Your task - Locate the lines where "Spectral" occurs and copy them as they stand.
──────── Task input ────────
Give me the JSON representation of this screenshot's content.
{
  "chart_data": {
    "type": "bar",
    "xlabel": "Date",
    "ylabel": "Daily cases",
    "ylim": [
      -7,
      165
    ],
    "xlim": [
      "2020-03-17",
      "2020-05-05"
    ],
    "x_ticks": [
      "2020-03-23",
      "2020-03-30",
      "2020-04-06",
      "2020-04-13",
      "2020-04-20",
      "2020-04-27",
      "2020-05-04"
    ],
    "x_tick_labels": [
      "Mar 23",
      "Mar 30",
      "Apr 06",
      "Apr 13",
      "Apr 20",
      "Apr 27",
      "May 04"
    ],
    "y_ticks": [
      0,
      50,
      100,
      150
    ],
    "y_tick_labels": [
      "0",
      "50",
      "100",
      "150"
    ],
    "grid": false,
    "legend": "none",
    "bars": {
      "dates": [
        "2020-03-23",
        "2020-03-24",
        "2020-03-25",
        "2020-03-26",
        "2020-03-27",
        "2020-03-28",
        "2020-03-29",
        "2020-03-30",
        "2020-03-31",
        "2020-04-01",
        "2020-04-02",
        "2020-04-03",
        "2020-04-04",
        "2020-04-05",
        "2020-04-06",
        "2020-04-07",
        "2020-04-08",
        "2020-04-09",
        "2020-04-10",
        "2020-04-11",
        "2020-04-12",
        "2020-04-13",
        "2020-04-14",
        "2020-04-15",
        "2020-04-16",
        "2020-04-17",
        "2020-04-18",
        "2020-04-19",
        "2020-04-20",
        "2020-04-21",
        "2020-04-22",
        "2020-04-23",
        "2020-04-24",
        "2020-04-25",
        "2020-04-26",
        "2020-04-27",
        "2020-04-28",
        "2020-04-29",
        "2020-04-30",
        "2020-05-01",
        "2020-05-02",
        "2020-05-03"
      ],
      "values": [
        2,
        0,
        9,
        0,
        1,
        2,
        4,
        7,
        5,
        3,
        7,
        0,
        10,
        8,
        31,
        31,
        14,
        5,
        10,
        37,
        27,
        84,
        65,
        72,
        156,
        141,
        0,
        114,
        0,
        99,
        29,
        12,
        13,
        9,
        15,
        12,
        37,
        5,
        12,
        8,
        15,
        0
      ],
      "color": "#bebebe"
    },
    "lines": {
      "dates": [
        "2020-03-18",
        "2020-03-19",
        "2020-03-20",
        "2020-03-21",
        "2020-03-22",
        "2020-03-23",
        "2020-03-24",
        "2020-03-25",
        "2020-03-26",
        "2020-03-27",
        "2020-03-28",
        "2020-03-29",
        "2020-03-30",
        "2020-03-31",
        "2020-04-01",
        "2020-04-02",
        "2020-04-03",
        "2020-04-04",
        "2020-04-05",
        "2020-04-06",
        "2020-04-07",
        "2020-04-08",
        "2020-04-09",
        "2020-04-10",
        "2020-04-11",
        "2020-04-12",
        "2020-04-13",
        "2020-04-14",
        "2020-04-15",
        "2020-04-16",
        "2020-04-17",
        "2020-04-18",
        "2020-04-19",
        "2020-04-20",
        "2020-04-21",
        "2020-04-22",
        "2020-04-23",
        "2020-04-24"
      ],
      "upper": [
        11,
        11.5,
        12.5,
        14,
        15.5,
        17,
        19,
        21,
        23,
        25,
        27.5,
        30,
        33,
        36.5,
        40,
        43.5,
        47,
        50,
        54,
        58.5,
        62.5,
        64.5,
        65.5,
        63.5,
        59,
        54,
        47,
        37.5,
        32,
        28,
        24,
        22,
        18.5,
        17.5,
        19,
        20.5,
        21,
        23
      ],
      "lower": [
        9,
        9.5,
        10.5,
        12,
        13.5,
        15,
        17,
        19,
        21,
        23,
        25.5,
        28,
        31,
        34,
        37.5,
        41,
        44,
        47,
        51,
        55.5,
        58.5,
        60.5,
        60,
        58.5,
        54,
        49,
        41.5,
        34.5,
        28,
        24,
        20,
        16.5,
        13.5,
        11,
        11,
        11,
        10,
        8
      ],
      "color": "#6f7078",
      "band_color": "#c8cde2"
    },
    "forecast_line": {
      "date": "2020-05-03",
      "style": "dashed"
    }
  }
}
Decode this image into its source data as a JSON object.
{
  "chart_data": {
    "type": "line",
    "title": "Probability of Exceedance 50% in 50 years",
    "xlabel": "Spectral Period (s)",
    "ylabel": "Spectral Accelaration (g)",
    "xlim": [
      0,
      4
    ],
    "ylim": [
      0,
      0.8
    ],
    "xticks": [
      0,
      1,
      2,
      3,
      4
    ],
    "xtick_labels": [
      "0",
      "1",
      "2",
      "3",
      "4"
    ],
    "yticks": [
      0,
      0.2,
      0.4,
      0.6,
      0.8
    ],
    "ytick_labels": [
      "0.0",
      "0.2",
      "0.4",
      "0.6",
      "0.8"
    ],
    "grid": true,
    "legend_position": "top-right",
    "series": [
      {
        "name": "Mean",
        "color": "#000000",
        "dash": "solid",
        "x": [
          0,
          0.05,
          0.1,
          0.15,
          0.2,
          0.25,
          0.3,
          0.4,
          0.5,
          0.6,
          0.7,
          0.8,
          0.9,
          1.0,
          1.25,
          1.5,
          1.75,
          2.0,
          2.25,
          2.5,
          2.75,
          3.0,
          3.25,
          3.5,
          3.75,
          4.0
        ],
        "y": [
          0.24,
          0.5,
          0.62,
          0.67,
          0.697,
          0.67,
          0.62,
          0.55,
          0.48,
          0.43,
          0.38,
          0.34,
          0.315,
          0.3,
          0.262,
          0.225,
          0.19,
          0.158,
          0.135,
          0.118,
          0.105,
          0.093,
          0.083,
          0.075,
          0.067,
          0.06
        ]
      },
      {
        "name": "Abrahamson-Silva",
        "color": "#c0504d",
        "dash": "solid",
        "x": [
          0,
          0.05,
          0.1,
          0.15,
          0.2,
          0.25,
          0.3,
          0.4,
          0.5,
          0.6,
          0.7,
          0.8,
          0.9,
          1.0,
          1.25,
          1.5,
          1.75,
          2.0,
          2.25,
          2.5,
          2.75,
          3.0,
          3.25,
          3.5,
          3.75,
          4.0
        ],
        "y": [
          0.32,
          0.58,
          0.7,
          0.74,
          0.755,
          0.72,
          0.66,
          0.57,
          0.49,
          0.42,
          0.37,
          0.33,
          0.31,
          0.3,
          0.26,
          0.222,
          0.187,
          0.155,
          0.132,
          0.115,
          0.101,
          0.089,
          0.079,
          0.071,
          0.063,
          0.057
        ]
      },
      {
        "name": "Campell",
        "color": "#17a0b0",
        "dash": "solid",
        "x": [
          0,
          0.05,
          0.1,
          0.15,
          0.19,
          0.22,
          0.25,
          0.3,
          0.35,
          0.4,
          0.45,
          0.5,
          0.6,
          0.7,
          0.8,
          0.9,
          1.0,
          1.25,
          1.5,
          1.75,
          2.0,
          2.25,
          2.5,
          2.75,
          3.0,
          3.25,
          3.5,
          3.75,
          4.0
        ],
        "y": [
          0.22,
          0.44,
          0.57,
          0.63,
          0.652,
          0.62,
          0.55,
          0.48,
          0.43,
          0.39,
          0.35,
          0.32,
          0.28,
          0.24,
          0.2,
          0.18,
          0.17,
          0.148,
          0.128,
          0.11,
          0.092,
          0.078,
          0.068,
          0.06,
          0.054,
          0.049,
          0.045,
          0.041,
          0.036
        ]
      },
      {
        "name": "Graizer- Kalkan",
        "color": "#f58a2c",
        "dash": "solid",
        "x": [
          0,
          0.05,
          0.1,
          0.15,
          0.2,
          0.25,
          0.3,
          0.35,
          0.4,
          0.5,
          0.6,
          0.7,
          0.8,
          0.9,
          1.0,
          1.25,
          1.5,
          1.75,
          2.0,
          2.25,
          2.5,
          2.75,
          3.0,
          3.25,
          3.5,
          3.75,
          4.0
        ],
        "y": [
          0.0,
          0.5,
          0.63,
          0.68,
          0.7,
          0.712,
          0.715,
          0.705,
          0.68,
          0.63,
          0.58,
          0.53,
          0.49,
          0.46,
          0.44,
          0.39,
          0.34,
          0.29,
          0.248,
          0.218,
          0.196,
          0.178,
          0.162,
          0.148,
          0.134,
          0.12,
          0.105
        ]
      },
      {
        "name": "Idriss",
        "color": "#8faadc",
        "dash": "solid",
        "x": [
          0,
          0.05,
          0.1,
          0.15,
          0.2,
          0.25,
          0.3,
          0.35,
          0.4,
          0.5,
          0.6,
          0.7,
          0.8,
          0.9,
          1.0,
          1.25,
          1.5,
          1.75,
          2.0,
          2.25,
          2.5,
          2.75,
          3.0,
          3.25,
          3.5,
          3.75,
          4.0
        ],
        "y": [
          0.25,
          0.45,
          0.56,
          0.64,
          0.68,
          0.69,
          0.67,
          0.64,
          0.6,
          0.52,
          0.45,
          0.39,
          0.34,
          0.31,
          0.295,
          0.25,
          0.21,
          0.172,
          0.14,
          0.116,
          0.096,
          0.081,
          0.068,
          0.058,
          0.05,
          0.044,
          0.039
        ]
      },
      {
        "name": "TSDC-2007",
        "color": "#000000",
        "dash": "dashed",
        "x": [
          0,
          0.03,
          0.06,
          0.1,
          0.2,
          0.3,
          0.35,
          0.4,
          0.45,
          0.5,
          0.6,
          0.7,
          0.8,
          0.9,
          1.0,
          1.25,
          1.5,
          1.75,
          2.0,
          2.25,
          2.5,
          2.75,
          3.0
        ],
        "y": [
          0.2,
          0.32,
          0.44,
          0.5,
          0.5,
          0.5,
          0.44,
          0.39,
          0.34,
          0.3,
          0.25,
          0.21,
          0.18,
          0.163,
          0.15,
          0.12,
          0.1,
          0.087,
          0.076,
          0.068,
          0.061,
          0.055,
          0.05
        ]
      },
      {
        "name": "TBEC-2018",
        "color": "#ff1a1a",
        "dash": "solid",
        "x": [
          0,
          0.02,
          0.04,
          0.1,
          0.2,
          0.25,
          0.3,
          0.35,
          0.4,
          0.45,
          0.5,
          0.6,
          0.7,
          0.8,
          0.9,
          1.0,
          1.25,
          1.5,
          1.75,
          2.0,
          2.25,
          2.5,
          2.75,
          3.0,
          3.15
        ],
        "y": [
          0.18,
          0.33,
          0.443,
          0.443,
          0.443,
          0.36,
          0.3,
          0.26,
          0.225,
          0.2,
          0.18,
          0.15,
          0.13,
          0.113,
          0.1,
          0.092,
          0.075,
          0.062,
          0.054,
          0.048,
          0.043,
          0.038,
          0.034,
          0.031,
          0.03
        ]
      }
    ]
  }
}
────────
Answer below -
    "xlabel": "Spectral Period (s)",
    "ylabel": "Spectral Accelaration (g)",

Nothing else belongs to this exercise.